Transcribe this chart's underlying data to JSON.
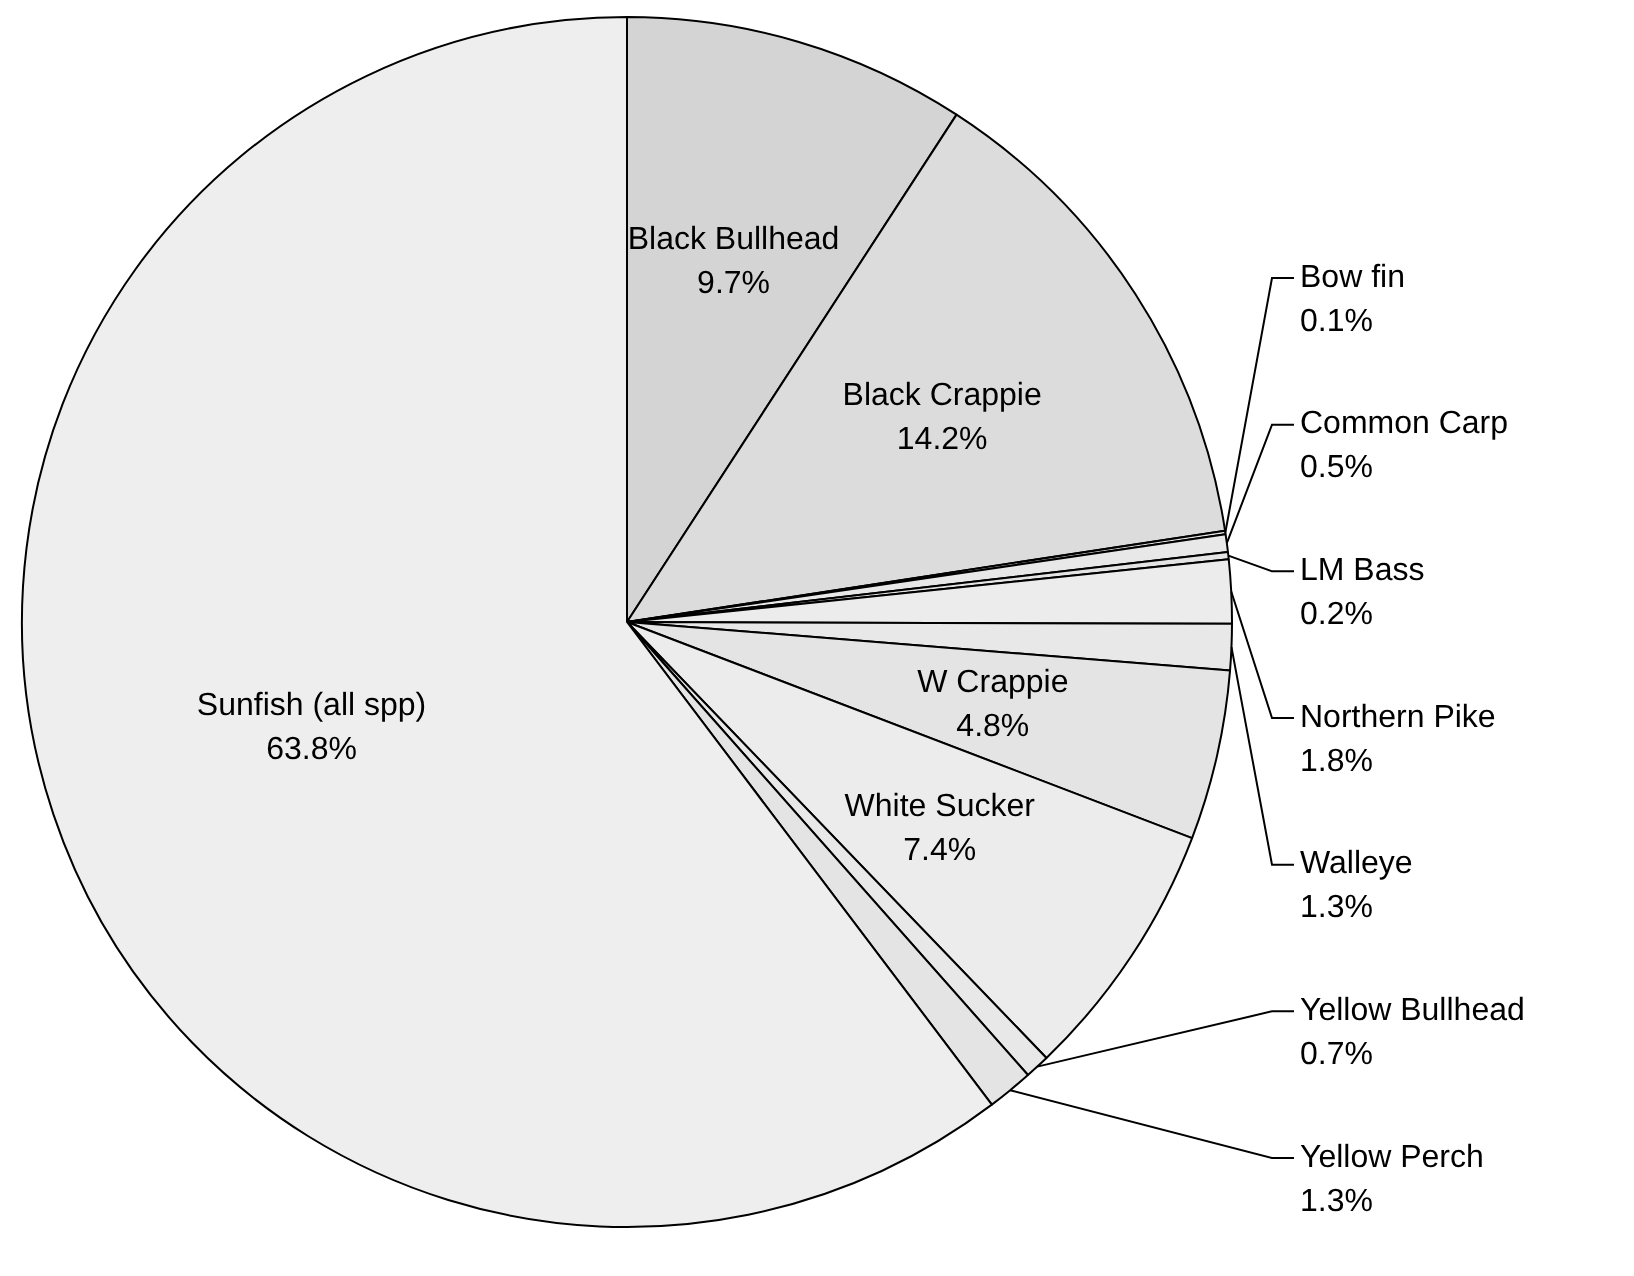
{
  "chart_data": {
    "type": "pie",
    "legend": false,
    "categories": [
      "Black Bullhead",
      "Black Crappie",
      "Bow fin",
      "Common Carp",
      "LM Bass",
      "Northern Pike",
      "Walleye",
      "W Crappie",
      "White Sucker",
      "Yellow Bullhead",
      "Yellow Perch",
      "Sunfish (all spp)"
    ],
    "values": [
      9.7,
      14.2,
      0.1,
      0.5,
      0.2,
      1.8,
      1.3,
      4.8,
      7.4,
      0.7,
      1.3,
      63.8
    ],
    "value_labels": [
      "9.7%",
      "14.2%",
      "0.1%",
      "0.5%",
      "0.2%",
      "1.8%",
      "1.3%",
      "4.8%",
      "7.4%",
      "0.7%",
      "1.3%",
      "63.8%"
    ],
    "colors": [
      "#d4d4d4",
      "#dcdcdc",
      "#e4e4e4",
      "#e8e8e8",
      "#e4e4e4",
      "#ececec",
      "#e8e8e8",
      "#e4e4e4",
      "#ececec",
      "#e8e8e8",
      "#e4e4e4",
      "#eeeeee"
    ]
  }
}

:::::

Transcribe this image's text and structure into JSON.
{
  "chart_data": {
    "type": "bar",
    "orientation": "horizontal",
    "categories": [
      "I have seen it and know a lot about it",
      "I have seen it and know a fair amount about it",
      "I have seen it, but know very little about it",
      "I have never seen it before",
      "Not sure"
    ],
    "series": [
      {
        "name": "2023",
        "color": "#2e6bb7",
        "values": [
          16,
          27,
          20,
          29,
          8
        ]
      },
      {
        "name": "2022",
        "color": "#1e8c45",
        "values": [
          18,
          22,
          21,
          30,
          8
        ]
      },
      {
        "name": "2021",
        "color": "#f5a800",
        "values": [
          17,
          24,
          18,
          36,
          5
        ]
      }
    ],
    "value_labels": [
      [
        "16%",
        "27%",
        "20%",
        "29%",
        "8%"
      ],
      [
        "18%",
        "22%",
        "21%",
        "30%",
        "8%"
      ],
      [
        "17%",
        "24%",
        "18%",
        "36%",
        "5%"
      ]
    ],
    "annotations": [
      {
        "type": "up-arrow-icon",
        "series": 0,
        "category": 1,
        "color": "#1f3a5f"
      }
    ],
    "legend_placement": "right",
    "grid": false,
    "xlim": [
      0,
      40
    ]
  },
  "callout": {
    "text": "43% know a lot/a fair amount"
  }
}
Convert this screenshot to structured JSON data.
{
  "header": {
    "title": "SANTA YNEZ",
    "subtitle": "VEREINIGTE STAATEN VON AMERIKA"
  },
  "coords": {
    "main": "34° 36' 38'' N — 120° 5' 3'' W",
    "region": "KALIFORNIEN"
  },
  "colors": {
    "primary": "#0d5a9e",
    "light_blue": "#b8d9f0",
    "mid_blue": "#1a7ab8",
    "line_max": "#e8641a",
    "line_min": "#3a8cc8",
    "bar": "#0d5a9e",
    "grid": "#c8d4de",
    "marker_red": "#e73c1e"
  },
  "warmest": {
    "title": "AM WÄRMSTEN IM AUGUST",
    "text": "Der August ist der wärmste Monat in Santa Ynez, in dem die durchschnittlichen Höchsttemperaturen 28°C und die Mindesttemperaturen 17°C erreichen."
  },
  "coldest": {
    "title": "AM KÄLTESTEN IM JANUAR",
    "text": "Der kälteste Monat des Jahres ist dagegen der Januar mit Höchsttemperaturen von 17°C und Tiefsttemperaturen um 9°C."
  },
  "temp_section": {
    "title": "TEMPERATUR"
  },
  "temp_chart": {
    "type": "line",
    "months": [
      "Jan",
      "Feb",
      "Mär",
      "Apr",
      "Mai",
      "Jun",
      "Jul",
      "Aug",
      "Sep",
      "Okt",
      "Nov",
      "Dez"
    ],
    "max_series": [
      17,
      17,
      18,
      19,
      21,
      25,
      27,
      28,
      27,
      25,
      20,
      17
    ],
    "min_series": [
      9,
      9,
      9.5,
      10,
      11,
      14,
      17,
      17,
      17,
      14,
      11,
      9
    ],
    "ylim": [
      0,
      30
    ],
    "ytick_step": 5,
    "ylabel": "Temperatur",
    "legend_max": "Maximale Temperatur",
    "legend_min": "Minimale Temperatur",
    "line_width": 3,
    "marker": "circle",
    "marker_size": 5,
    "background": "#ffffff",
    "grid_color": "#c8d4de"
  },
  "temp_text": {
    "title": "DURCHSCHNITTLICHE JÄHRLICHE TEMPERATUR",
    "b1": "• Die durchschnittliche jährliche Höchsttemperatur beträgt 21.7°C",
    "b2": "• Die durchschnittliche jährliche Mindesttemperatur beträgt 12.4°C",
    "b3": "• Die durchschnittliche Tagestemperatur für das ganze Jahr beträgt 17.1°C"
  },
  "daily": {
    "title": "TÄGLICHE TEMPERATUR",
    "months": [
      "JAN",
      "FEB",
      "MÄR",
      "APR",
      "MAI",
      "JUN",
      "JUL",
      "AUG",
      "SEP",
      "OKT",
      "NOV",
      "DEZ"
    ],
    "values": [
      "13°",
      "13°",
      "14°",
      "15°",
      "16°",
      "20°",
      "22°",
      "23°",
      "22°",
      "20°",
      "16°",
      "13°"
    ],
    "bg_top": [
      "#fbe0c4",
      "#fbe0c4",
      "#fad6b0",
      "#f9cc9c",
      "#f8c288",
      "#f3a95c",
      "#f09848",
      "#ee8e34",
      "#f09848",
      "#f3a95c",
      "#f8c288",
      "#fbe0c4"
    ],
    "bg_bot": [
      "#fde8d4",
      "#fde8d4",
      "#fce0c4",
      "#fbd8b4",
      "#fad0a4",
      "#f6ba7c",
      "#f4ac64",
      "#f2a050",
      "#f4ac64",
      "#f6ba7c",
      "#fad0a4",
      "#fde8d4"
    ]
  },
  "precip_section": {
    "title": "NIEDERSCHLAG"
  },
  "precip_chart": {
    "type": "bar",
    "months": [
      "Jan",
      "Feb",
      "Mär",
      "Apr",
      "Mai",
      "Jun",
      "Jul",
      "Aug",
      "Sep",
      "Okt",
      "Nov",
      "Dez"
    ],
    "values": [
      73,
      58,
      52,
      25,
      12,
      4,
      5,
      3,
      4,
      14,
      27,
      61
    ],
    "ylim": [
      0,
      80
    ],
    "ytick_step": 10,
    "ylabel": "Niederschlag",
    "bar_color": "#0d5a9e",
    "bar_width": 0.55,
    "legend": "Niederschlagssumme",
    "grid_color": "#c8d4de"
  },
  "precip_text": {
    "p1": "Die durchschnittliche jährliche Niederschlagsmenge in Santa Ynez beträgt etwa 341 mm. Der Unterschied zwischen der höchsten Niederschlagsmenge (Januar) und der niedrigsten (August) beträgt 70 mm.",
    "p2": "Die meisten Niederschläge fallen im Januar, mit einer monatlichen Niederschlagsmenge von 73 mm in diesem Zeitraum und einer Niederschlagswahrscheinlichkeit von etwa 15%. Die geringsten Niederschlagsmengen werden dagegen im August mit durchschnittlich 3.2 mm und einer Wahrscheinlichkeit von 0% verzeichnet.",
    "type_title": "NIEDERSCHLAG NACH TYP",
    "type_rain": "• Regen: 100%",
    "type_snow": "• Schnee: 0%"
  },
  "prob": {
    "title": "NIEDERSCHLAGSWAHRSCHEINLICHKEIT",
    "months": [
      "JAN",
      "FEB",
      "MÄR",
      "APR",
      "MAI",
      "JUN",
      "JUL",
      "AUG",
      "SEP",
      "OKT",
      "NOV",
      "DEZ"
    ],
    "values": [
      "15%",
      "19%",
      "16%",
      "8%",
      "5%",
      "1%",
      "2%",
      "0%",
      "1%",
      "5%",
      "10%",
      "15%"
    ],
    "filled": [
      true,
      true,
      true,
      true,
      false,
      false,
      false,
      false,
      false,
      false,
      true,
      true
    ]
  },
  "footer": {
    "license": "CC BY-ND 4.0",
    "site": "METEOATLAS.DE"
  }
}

:::::

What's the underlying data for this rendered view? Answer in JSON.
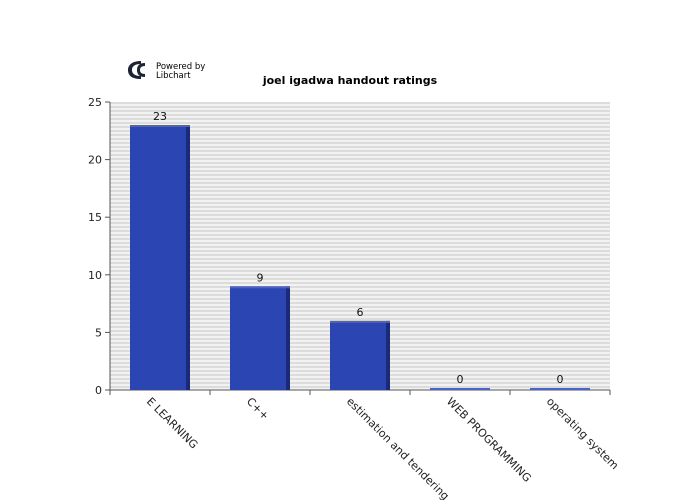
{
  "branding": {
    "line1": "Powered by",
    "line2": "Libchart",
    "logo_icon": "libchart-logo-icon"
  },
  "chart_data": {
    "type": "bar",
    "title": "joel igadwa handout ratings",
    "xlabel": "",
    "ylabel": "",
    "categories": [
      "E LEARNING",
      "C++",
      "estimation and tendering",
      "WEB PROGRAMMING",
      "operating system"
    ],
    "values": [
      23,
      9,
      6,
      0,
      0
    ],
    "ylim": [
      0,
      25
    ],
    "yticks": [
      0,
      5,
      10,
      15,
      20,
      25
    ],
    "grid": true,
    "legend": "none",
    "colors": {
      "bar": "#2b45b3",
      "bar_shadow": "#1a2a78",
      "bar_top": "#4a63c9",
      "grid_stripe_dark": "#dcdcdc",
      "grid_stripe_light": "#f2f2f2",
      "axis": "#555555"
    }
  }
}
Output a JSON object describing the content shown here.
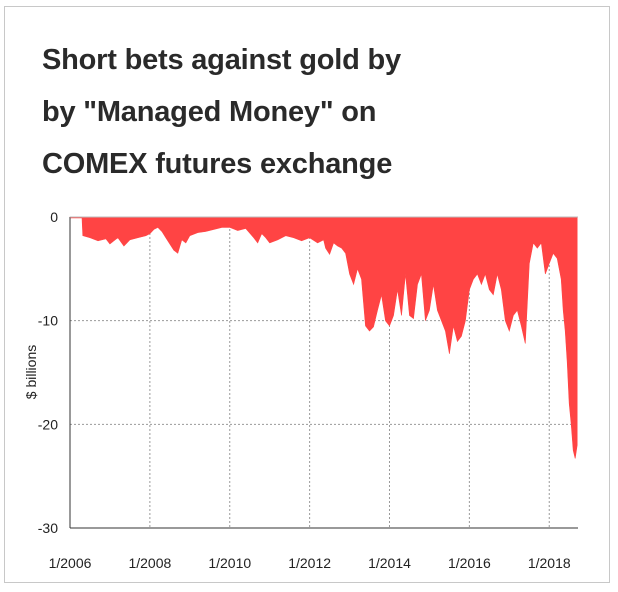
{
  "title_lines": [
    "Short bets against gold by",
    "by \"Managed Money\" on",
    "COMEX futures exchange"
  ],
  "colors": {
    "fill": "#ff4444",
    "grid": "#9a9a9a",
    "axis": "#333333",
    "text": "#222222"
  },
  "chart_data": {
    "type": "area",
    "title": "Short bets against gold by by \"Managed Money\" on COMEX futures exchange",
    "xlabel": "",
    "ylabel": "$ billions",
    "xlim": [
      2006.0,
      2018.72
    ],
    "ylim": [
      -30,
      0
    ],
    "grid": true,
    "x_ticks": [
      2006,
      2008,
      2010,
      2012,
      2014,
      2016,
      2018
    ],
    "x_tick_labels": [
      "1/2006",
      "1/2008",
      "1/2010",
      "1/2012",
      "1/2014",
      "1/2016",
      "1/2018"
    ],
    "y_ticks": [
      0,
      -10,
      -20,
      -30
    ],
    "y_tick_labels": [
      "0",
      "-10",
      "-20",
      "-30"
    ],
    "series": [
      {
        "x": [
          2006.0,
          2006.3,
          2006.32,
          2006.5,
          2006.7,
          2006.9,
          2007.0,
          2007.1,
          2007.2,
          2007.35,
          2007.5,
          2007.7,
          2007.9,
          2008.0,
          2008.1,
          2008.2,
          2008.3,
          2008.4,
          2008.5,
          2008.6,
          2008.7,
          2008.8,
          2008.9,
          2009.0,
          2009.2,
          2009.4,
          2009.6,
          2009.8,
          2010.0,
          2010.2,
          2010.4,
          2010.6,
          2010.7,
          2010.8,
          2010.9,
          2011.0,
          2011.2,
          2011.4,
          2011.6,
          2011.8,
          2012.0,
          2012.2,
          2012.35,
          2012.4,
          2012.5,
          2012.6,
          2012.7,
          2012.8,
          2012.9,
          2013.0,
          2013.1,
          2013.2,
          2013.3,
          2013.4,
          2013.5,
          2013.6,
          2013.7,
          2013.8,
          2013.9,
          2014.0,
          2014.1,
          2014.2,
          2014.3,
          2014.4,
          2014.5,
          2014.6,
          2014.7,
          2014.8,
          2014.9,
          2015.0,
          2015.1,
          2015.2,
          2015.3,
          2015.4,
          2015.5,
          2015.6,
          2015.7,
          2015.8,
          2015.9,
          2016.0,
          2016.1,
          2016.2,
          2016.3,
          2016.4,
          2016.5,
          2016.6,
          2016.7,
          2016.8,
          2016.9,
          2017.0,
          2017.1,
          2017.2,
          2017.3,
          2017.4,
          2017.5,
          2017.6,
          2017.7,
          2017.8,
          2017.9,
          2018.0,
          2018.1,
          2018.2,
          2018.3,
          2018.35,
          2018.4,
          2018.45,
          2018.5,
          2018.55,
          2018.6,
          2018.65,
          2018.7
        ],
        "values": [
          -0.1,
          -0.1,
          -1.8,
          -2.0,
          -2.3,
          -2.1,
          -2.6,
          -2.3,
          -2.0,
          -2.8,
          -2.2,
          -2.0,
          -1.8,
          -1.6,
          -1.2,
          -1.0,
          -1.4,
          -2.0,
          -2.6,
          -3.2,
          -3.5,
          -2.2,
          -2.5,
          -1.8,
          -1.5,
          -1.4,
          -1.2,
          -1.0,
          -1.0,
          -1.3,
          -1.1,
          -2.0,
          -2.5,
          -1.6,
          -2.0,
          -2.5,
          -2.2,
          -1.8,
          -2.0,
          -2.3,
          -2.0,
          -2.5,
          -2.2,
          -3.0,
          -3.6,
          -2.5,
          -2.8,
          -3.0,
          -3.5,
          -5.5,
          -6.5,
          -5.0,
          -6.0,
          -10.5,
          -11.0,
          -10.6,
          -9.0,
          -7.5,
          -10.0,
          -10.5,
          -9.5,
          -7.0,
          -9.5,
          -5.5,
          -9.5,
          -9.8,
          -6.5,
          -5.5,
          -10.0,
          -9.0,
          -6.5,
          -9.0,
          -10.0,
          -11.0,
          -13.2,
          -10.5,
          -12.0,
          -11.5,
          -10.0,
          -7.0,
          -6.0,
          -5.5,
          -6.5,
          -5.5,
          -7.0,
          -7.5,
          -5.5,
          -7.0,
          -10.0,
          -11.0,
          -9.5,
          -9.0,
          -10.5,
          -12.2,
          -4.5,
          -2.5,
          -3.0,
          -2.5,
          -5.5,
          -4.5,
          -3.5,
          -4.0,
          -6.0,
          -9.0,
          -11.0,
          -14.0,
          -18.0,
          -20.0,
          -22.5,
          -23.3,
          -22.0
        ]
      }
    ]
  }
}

:::::

• _Written problem_:
Report the number of lines in the listing above that include the word "bets", and nothing else.

• _The completed task_:
2